Short problem ▸ Retype every line of the material below without changing a single character.

Begin Records to process

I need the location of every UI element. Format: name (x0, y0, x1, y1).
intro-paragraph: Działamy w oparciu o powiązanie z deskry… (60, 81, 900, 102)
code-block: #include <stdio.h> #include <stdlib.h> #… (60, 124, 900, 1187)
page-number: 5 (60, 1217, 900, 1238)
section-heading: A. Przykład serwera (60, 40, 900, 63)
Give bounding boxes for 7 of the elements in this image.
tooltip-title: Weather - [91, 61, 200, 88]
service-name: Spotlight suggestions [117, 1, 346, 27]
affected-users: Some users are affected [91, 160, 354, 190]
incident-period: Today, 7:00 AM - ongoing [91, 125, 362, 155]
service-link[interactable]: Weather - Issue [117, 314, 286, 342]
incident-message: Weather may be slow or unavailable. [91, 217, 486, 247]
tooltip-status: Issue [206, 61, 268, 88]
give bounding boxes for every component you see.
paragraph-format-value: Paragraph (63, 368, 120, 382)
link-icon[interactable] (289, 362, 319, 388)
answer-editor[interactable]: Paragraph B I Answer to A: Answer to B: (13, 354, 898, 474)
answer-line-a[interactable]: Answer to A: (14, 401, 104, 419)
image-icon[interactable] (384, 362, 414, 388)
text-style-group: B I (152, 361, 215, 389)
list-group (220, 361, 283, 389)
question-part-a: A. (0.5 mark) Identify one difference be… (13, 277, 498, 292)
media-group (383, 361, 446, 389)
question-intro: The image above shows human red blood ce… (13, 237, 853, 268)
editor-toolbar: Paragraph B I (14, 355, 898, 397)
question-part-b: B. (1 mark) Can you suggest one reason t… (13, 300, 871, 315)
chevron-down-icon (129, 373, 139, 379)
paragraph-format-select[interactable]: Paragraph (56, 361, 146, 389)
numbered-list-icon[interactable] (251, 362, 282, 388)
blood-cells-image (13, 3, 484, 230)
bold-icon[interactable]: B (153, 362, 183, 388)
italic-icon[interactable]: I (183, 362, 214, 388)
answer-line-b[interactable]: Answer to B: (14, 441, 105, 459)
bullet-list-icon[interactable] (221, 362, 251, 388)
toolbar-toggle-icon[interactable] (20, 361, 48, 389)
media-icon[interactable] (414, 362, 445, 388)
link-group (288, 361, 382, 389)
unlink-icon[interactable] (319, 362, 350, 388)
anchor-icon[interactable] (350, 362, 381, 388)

End Records to process

In response ▸
I need the location of every UI element. Format: name (x0, y0, x1, y1).
intro-paragraph: Działamy w oparciu o powiązanie z deskry… (60, 81, 900, 102)
code-block: #include <stdio.h> #include <stdlib.h> #… (60, 124, 900, 1187)
page-number: 5 (60, 1217, 900, 1238)
section-heading: A. Przykład serwera (60, 40, 900, 63)
Give bounding boxes for 7 of the elements in this image.
tooltip-title: Weather - [91, 61, 200, 88]
service-name: Spotlight suggestions [117, 1, 346, 27]
affected-users: Some users are affected [91, 160, 354, 190]
incident-period: Today, 7:00 AM - ongoing [91, 125, 362, 155]
service-link[interactable]: Weather - Issue [117, 314, 286, 342]
incident-message: Weather may be slow or unavailable. [91, 217, 486, 247]
tooltip-status: Issue [206, 61, 268, 88]
give bounding boxes for every component you see.
paragraph-format-value: Paragraph (63, 368, 120, 382)
link-icon[interactable] (289, 362, 319, 388)
answer-editor[interactable]: Paragraph B I Answer to A: Answer to B: (13, 354, 898, 474)
answer-line-a[interactable]: Answer to A: (14, 401, 104, 419)
image-icon[interactable] (384, 362, 414, 388)
text-style-group: B I (152, 361, 215, 389)
list-group (220, 361, 283, 389)
question-part-a: A. (0.5 mark) Identify one difference be… (13, 277, 498, 292)
media-group (383, 361, 446, 389)
question-intro: The image above shows human red blood ce… (13, 237, 853, 268)
editor-toolbar: Paragraph B I (14, 355, 898, 397)
question-part-b: B. (1 mark) Can you suggest one reason t… (13, 300, 871, 315)
chevron-down-icon (129, 373, 139, 379)
paragraph-format-select[interactable]: Paragraph (56, 361, 146, 389)
numbered-list-icon[interactable] (251, 362, 282, 388)
blood-cells-image (13, 3, 484, 230)
bold-icon[interactable]: B (153, 362, 183, 388)
italic-icon[interactable]: I (183, 362, 214, 388)
answer-line-b[interactable]: Answer to B: (14, 441, 105, 459)
bullet-list-icon[interactable] (221, 362, 251, 388)
toolbar-toggle-icon[interactable] (20, 361, 48, 389)
media-icon[interactable] (414, 362, 445, 388)
link-group (288, 361, 382, 389)
unlink-icon[interactable] (319, 362, 350, 388)
anchor-icon[interactable] (350, 362, 381, 388)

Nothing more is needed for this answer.